Written task 1 ::
Turn the rows from the line with "recents-icon [221,2126,257,2174]" through the line with "phone-hangup-icon [499,1771,581,1801]" into a JSON list of strings, one string per line, and include both of those lines.

2012–13 Slovenian Football Cup

Tournament details
- Country: Slovenia
- Teams: 28

Final positions
- Champions: Maribor (8th title)
- Runners-up: Celje

Tournament statistics
- Matches played: 31
- Goals scored: 93 (3 per match)
- Attendance: 23,320 (752 per match)
- Top goal scorer(s): Dejan Mezga Marcos Tavares Dejan Žigon (4 goals each)

= 2012–13 Slovenian Football Cup =

The 2012–13 Slovenian Football Cup was the 22nd season of the Slovenian Football Cup, Slovenia's football knockout competition.

==Qualified clubs==

===2011–12 Slovenian PrvaLiga members===
- Celje
- Domžale
- Gorica
- Koper
- Maribor
- Mura 05
- Olimpija
- Rudar Velenje
- Triglav Kranj
- Nafta (dissolved following the 2011–12 season)

Dataset ::

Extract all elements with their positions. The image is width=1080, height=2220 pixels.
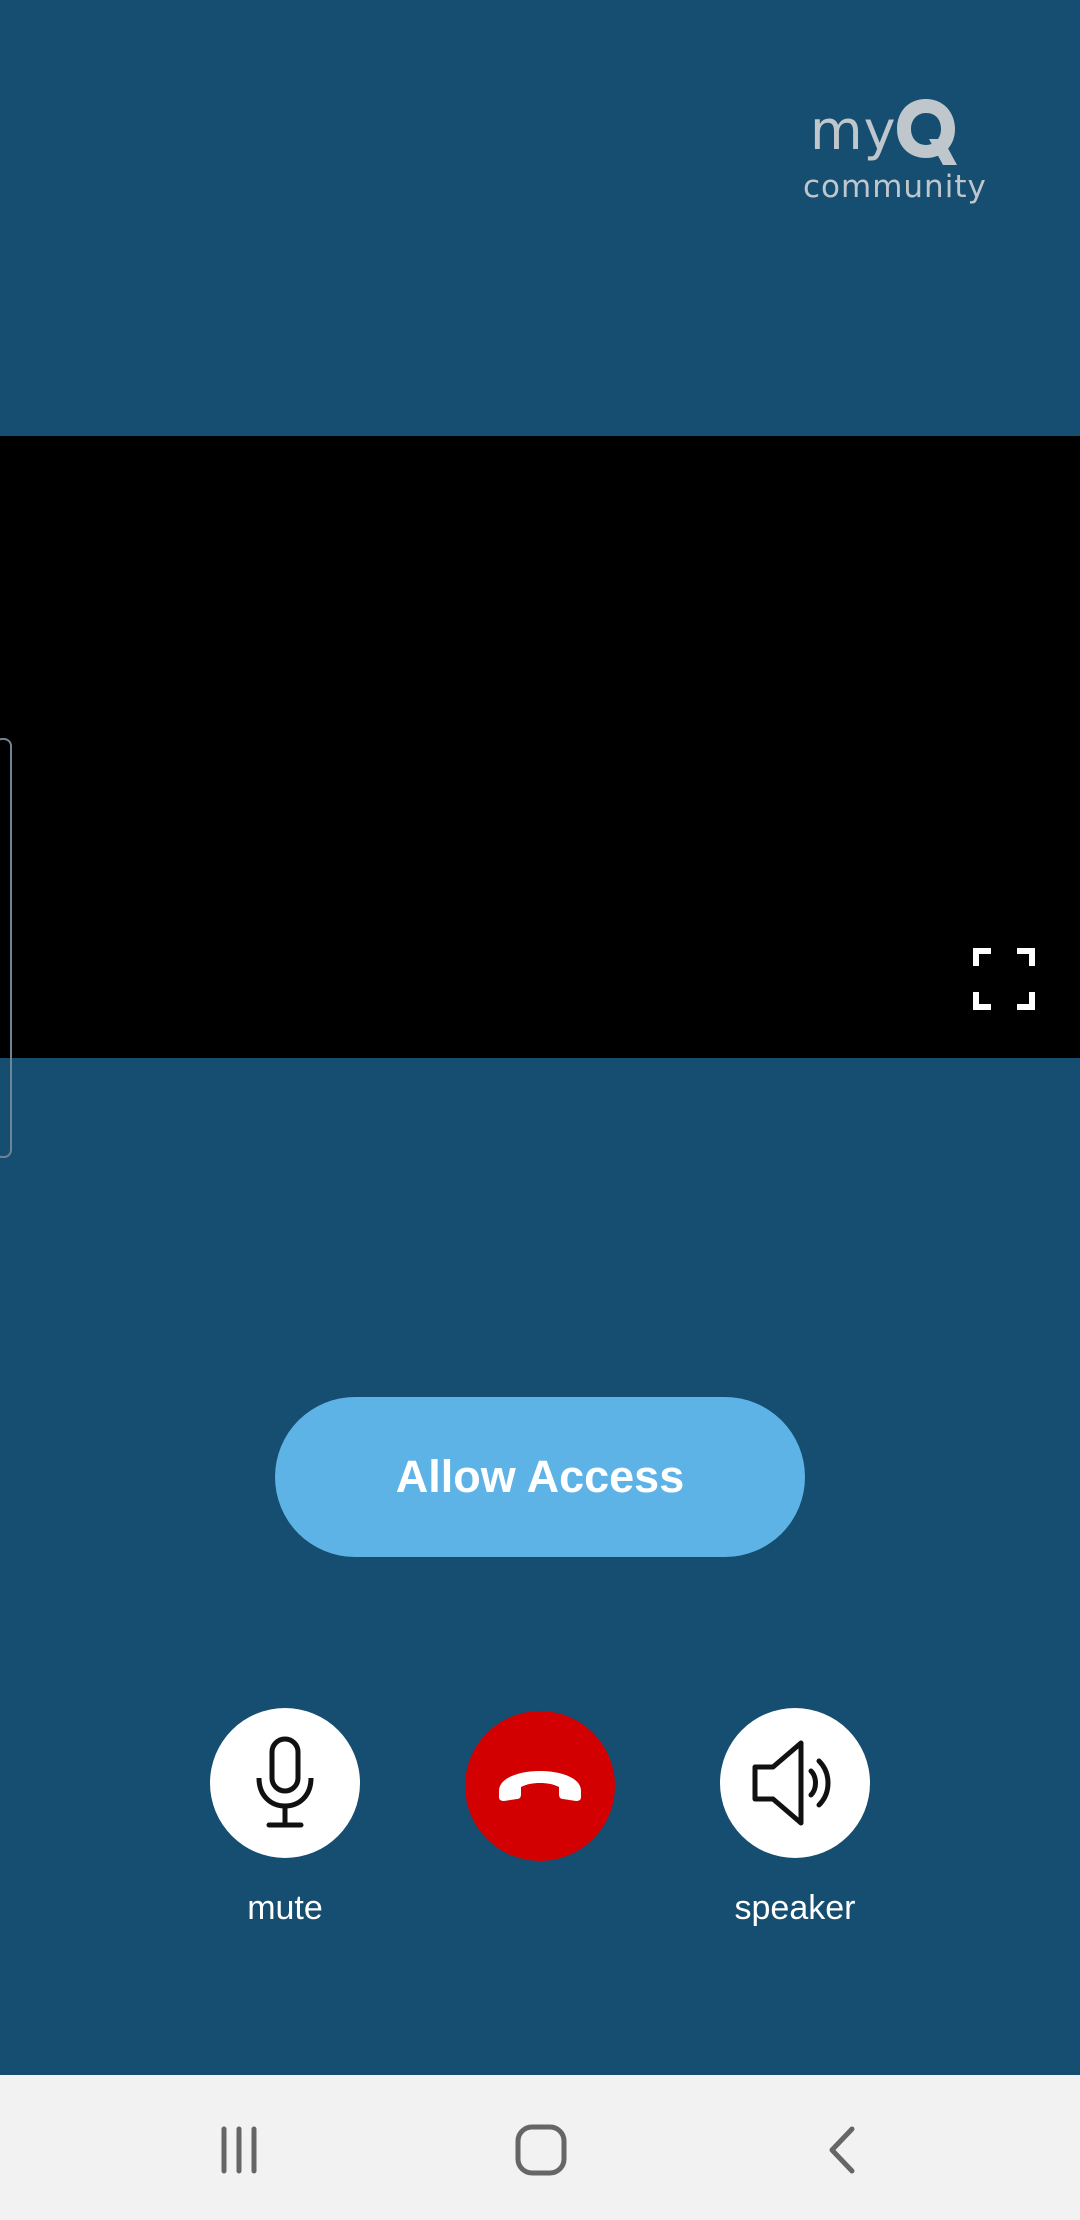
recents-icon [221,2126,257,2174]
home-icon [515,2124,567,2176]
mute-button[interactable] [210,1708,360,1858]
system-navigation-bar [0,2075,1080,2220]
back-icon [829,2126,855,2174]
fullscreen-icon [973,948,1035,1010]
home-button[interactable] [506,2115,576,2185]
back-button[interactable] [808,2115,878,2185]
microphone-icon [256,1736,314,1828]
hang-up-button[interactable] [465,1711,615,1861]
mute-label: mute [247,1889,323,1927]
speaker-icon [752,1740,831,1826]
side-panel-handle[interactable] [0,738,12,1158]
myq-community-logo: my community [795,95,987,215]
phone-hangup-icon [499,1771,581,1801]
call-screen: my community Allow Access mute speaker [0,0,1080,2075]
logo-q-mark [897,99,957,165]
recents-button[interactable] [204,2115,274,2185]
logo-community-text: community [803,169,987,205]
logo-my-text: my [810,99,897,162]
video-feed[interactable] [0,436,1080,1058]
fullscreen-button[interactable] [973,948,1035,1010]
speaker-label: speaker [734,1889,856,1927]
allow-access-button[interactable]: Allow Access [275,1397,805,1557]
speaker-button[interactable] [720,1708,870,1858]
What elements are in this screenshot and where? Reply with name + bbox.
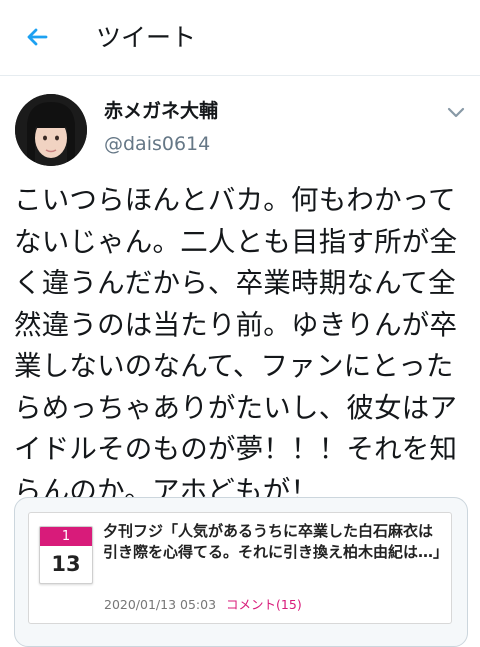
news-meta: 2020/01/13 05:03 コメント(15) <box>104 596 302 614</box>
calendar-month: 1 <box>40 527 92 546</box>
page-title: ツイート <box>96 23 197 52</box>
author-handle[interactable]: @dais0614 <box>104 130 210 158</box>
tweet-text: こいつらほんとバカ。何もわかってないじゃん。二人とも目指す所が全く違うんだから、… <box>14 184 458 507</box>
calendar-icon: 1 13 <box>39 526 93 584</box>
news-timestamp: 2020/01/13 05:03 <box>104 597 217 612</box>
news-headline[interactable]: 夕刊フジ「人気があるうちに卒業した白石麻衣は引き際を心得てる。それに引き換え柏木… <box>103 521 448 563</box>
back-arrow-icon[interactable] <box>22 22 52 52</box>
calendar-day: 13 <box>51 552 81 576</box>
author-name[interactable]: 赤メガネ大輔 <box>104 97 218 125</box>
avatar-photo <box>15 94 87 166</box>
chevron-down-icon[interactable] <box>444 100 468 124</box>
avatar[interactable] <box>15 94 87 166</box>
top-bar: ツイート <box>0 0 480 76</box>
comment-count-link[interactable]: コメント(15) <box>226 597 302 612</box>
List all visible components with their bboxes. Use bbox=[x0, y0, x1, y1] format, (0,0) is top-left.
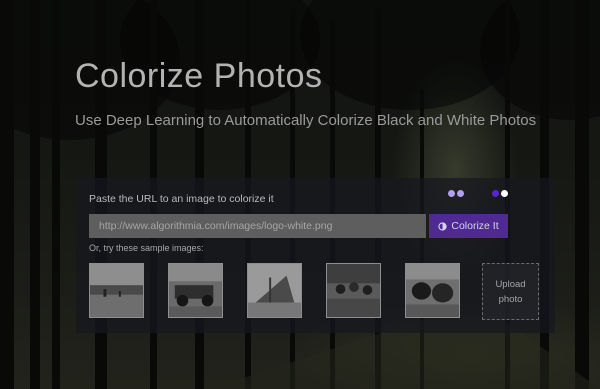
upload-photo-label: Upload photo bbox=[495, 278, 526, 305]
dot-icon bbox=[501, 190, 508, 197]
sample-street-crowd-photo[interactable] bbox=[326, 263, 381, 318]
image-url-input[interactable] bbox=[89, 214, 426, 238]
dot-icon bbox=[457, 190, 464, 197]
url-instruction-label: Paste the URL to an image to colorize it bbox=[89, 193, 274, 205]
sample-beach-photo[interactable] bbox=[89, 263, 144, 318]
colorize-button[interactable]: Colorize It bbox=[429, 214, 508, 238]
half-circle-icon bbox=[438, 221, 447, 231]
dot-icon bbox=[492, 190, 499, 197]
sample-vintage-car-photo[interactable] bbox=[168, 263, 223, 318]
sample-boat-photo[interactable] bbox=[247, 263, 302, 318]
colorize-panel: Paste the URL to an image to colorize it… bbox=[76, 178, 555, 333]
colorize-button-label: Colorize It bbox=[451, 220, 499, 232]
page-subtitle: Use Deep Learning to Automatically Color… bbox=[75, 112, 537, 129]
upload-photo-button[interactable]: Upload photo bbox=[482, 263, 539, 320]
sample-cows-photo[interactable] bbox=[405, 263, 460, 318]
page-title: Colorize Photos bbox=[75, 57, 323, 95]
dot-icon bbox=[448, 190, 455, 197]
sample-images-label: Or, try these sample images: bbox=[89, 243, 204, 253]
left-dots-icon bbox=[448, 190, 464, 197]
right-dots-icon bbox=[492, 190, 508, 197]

Written task 2 ::
Continue the article on the 2012–13 Slovenian Football Cup from the point where it stops.

Exercise response 1 ::
[
  "recents-icon [221,2126,257,2174]",
  "home-icon [515,2124,567,2176]",
  "mute-button[interactable] [210,1708,360,1858]",
  "system-navigation-bar [0,2075,1080,2220]",
  "back-icon [829,2126,855,2174]",
  "fullscreen-icon [973,948,1035,1010]",
  "home-button[interactable] [506,2115,576,2185]",
  "back-button[interactable] [808,2115,878,2185]",
  "microphone-icon [256,1736,314,1828]",
  "hang-up-button[interactable] [465,1711,615,1861]",
  "mute-label: mute [247,1889,323,1927]",
  "speaker-icon [752,1740,831,1826]",
  "side-panel-handle[interactable] [0,738,12,1158]",
  "myq-community-logo: my community [795,95,987,215]",
  "phone-hangup-icon [499,1771,581,1801]"
]

Exercise response 2 ::
===Qualified through MNZ Regional Cups===
Winners and runners-up of the regional MNZ cups.
- MNZ Ljubljana: Bela Krajina, Kamnik
- MNZ Maribor: Pesnica, Dravograd
- MNZ Celje: Dravinja, Šmarje pri Jelšah
- MNZ Koper: Cerknica, Ankaran Hrvatini
- MNZ Nova Gorica: Tolmin, Brda
- MNZ Murska Sobota: Tromejnik, Šalovci
- MNZ Lendava: Odranci, Turnišče
- MNZG-Kranj: Jesenice, Šenčur
- MNZ Ptuj: Aluminij, Zavrč

==First round==
Maribor, Celje, Olimpija, Mura 05 and Tolmin joined the competition in the second round (round of 16).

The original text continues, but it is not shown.